## Extracts from a graphics dataset
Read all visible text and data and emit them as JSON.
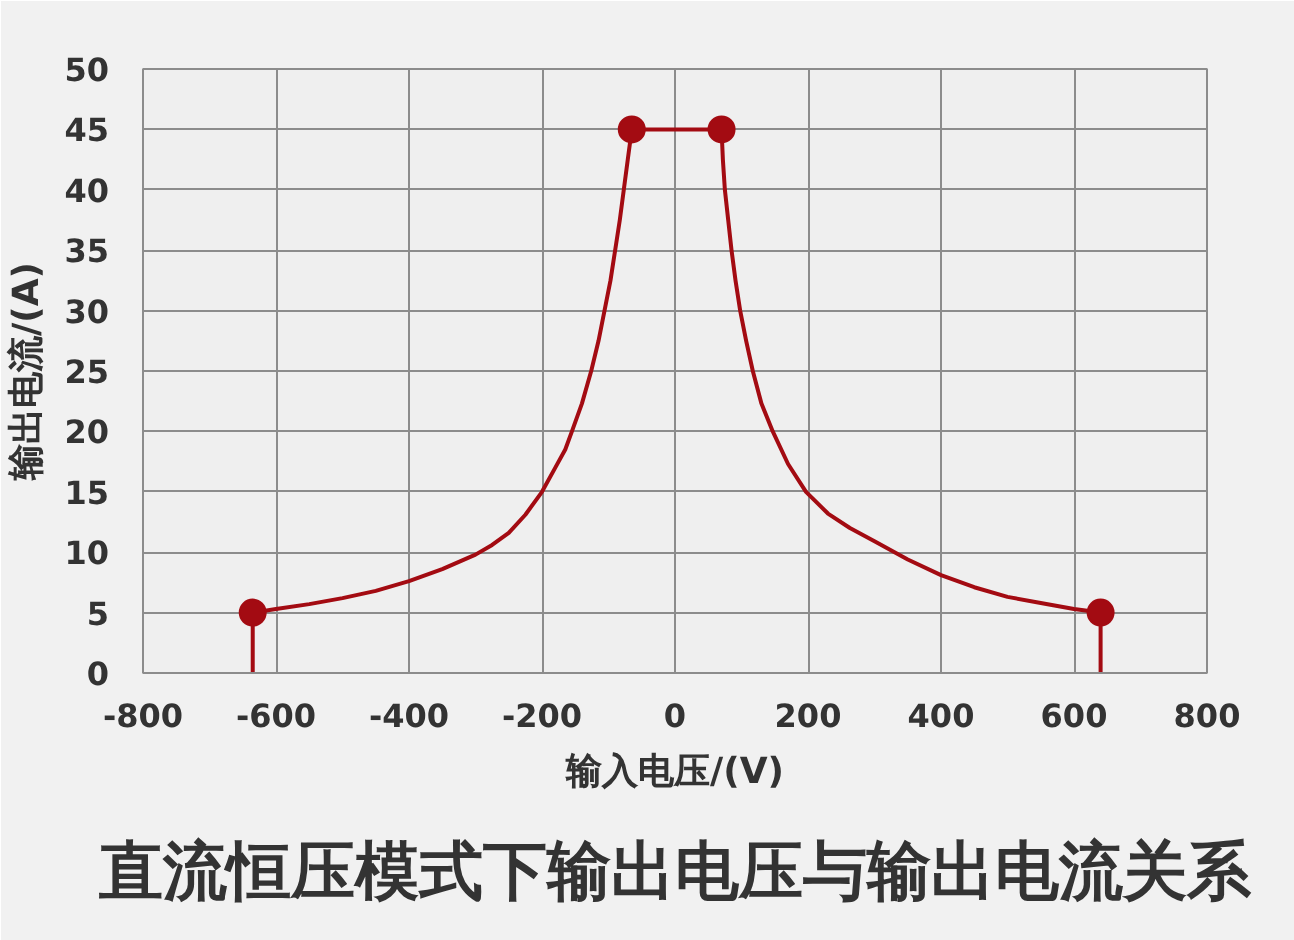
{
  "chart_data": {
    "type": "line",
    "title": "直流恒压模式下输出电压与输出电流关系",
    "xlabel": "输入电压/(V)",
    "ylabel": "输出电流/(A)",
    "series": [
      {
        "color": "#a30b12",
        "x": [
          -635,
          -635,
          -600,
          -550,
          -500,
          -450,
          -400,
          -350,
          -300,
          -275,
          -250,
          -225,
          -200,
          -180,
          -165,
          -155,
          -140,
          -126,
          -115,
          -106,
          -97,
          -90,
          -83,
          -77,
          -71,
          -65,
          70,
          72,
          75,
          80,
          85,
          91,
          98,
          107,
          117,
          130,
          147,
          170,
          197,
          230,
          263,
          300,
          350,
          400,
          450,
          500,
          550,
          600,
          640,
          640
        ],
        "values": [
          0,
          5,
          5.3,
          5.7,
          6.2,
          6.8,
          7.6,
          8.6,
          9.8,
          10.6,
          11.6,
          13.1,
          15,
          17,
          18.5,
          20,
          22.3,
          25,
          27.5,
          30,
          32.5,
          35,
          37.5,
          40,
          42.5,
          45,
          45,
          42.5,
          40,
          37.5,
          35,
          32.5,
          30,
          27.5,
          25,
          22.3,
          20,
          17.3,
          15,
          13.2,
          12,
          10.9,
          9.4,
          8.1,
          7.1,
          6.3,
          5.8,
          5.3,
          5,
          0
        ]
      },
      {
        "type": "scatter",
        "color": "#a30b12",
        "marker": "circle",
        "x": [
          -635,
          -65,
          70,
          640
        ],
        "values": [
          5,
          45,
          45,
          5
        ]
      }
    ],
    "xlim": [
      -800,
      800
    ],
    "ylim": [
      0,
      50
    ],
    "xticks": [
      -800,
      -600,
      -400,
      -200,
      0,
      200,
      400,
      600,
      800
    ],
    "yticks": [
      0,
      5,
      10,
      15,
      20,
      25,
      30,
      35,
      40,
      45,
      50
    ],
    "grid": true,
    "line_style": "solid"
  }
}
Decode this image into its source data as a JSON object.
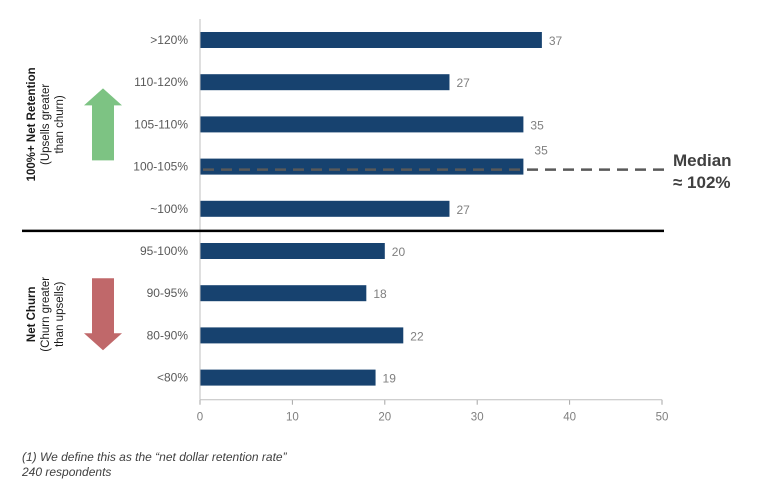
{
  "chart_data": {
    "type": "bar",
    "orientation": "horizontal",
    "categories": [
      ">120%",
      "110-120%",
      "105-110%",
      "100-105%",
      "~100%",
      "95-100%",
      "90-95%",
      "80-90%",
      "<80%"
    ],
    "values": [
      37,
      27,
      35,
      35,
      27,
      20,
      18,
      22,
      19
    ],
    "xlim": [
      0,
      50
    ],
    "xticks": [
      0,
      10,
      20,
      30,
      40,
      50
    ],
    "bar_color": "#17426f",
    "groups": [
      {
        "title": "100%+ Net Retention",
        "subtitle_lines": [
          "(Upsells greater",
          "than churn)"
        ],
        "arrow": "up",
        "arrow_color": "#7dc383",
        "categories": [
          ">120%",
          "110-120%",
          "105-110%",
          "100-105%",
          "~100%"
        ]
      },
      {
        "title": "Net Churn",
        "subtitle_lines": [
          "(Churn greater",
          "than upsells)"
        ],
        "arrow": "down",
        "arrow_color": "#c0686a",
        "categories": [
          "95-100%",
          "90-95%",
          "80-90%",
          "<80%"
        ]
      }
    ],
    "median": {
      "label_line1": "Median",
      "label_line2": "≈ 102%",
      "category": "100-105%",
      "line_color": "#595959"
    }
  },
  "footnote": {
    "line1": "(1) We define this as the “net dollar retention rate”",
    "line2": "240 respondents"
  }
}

## Set problem
Write out all the entries exactly, except for the pictures.

## Task result
Read all visible text and data and emit them as JSON.
{
  "chart_data": {
    "type": "line",
    "title": "直流恒压模式下输出电压与输出电流关系",
    "xlabel": "输入电压/(V)",
    "ylabel": "输出电流/(A)",
    "series": [
      {
        "color": "#a30b12",
        "x": [
          -635,
          -635,
          -600,
          -550,
          -500,
          -450,
          -400,
          -350,
          -300,
          -275,
          -250,
          -225,
          -200,
          -180,
          -165,
          -155,
          -140,
          -126,
          -115,
          -106,
          -97,
          -90,
          -83,
          -77,
          -71,
          -65,
          70,
          72,
          75,
          80,
          85,
          91,
          98,
          107,
          117,
          130,
          147,
          170,
          197,
          230,
          263,
          300,
          350,
          400,
          450,
          500,
          550,
          600,
          640,
          640
        ],
        "values": [
          0,
          5,
          5.3,
          5.7,
          6.2,
          6.8,
          7.6,
          8.6,
          9.8,
          10.6,
          11.6,
          13.1,
          15,
          17,
          18.5,
          20,
          22.3,
          25,
          27.5,
          30,
          32.5,
          35,
          37.5,
          40,
          42.5,
          45,
          45,
          42.5,
          40,
          37.5,
          35,
          32.5,
          30,
          27.5,
          25,
          22.3,
          20,
          17.3,
          15,
          13.2,
          12,
          10.9,
          9.4,
          8.1,
          7.1,
          6.3,
          5.8,
          5.3,
          5,
          0
        ]
      },
      {
        "type": "scatter",
        "color": "#a30b12",
        "marker": "circle",
        "x": [
          -635,
          -65,
          70,
          640
        ],
        "values": [
          5,
          45,
          45,
          5
        ]
      }
    ],
    "xlim": [
      -800,
      800
    ],
    "ylim": [
      0,
      50
    ],
    "xticks": [
      -800,
      -600,
      -400,
      -200,
      0,
      200,
      400,
      600,
      800
    ],
    "yticks": [
      0,
      5,
      10,
      15,
      20,
      25,
      30,
      35,
      40,
      45,
      50
    ],
    "grid": true,
    "line_style": "solid"
  }
}
Decode this image into its source data as a JSON object.
{
  "chart_data": {
    "type": "bar",
    "orientation": "horizontal",
    "categories": [
      ">120%",
      "110-120%",
      "105-110%",
      "100-105%",
      "~100%",
      "95-100%",
      "90-95%",
      "80-90%",
      "<80%"
    ],
    "values": [
      37,
      27,
      35,
      35,
      27,
      20,
      18,
      22,
      19
    ],
    "xlim": [
      0,
      50
    ],
    "xticks": [
      0,
      10,
      20,
      30,
      40,
      50
    ],
    "bar_color": "#17426f",
    "groups": [
      {
        "title": "100%+ Net Retention",
        "subtitle_lines": [
          "(Upsells greater",
          "than churn)"
        ],
        "arrow": "up",
        "arrow_color": "#7dc383",
        "categories": [
          ">120%",
          "110-120%",
          "105-110%",
          "100-105%",
          "~100%"
        ]
      },
      {
        "title": "Net Churn",
        "subtitle_lines": [
          "(Churn greater",
          "than upsells)"
        ],
        "arrow": "down",
        "arrow_color": "#c0686a",
        "categories": [
          "95-100%",
          "90-95%",
          "80-90%",
          "<80%"
        ]
      }
    ],
    "median": {
      "label_line1": "Median",
      "label_line2": "≈ 102%",
      "category": "100-105%",
      "line_color": "#595959"
    }
  },
  "footnote": {
    "line1": "(1) We define this as the “net dollar retention rate”",
    "line2": "240 respondents"
  }
}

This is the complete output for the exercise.